▸ TASK MATERIAL:

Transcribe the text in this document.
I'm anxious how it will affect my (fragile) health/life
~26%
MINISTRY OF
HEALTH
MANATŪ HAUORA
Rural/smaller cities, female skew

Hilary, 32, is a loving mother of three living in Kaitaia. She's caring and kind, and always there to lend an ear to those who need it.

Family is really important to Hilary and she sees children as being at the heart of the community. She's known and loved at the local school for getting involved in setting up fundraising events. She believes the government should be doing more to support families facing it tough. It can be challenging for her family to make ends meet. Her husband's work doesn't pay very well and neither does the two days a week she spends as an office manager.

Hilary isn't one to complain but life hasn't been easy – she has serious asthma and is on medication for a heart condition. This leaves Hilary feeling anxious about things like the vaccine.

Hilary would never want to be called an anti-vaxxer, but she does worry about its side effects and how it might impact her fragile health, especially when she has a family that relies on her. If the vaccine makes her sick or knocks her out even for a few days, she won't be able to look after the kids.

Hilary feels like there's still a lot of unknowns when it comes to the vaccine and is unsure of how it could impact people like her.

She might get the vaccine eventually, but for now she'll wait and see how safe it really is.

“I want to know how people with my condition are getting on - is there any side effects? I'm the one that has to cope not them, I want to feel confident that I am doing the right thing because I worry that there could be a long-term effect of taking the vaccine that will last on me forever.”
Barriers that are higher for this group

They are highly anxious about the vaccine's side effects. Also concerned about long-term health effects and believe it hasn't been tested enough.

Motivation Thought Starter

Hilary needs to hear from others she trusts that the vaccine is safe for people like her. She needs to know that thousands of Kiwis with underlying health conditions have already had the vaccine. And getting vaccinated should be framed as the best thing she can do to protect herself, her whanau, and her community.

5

▸ AIM: Return all the data above once more, precisely as given.

▸ RESULT:
Transcribe the text in this document.
I'm anxious how it will affect my (fragile) health/life
~26%
MINISTRY OF
HEALTH
MANATŪ HAUORA
Rural/smaller cities, female skew

Hilary, 32, is a loving mother of three living in Kaitaia. She's caring and kind, and always there to lend an ear to those who need it.

Family is really important to Hilary and she sees children as being at the heart of the community. She's known and loved at the local school for getting involved in setting up fundraising events. She believes the government should be doing more to support families facing it tough. It can be challenging for her family to make ends meet. Her husband's work doesn't pay very well and neither does the two days a week she spends as an office manager.

Hilary isn't one to complain but life hasn't been easy – she has serious asthma and is on medication for a heart condition. This leaves Hilary feeling anxious about things like the vaccine.

Hilary would never want to be called an anti-vaxxer, but she does worry about its side effects and how it might impact her fragile health, especially when she has a family that relies on her. If the vaccine makes her sick or knocks her out even for a few days, she won't be able to look after the kids.

Hilary feels like there's still a lot of unknowns when it comes to the vaccine and is unsure of how it could impact people like her.

She might get the vaccine eventually, but for now she'll wait and see how safe it really is.

“I want to know how people with my condition are getting on - is there any side effects? I'm the one that has to cope not them, I want to feel confident that I am doing the right thing because I worry that there could be a long-term effect of taking the vaccine that will last on me forever.”
Barriers that are higher for this group

They are highly anxious about the vaccine's side effects. Also concerned about long-term health effects and believe it hasn't been tested enough.

Motivation Thought Starter

Hilary needs to hear from others she trusts that the vaccine is safe for people like her. She needs to know that thousands of Kiwis with underlying health conditions have already had the vaccine. And getting vaccinated should be framed as the best thing she can do to protect herself, her whanau, and her community.

5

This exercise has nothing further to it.